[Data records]
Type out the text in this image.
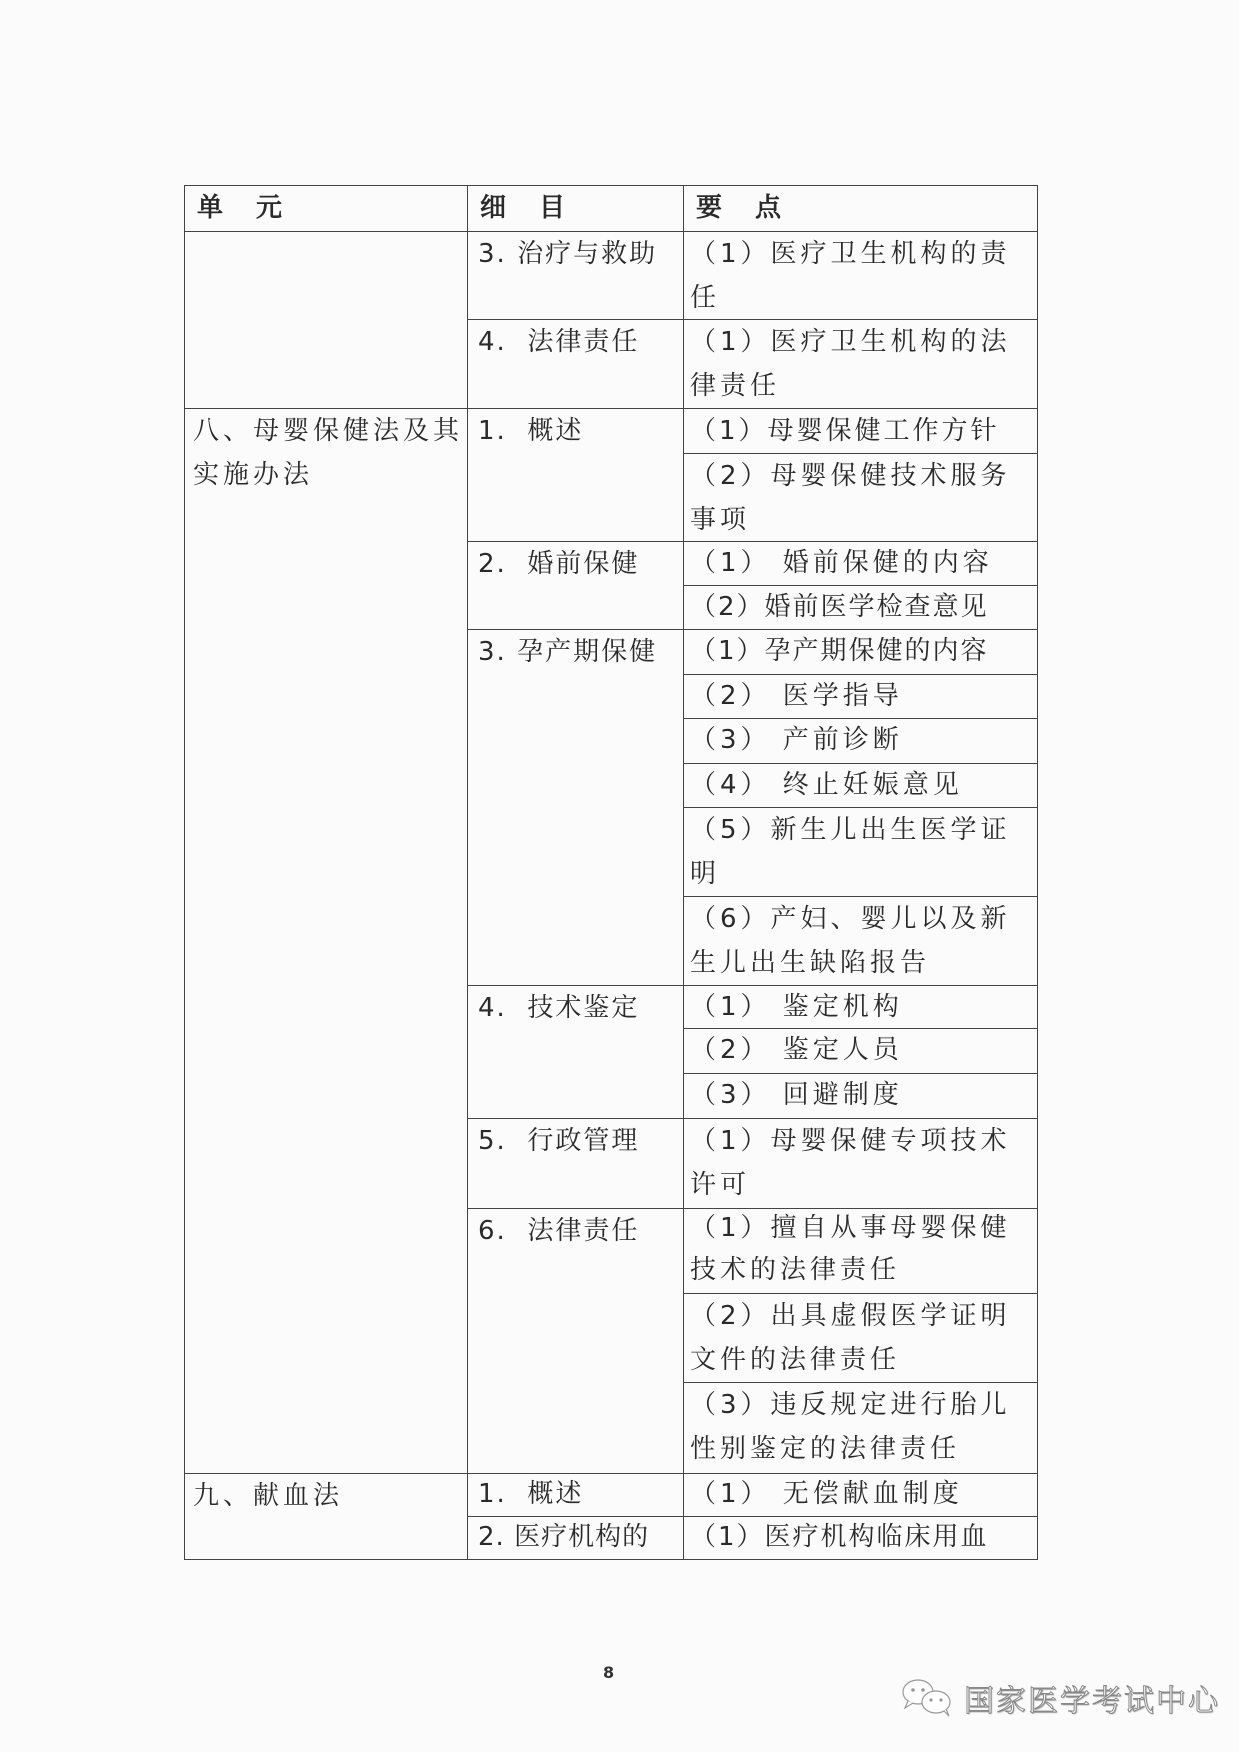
单 元	细 目	要 点
八、母婴保健法及其实施办法
九、献血法
3. 治疗与救助
4.  法律责任
1.  概述
2.  婚前保健
3. 孕产期保健
4.  技术鉴定
5.  行政管理
6.  法律责任
1.  概述
2. 医疗机构的
（1）医疗卫生机构的责任
（1）医疗卫生机构的法律责任
（1）母婴保健工作方针
（2）母婴保健技术服务事项
（1） 婚前保健的内容
（2）婚前医学检查意见
（1）孕产期保健的内容
（2） 医学指导
（3） 产前诊断
（4） 终止妊娠意见
（5）新生儿出生医学证明
（6）产妇、婴儿以及新生儿出生缺陷报告
（1） 鉴定机构
（2） 鉴定人员
（3） 回避制度
（1）母婴保健专项技术许可
（1）擅自从事母婴保健技术的法律责任
（2）出具虚假医学证明文件的法律责任
（3）违反规定进行胎儿性别鉴定的法律责任
（1） 无偿献血制度
（1）医疗机构临床用血
8
国家医学考试中心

**Your goal**.
Write out the material above again, word for word, minus its pictures.

**The result**.
Type out the text in this image.
单 元	细 目	要 点
八、母婴保健法及其实施办法
九、献血法
3. 治疗与救助
4.  法律责任
1.  概述
2.  婚前保健
3. 孕产期保健
4.  技术鉴定
5.  行政管理
6.  法律责任
1.  概述
2. 医疗机构的
（1）医疗卫生机构的责任
（1）医疗卫生机构的法律责任
（1）母婴保健工作方针
（2）母婴保健技术服务事项
（1） 婚前保健的内容
（2）婚前医学检查意见
（1）孕产期保健的内容
（2） 医学指导
（3） 产前诊断
（4） 终止妊娠意见
（5）新生儿出生医学证明
（6）产妇、婴儿以及新生儿出生缺陷报告
（1） 鉴定机构
（2） 鉴定人员
（3） 回避制度
（1）母婴保健专项技术许可
（1）擅自从事母婴保健技术的法律责任
（2）出具虚假医学证明文件的法律责任
（3）违反规定进行胎儿性别鉴定的法律责任
（1） 无偿献血制度
（1）医疗机构临床用血
8
国家医学考试中心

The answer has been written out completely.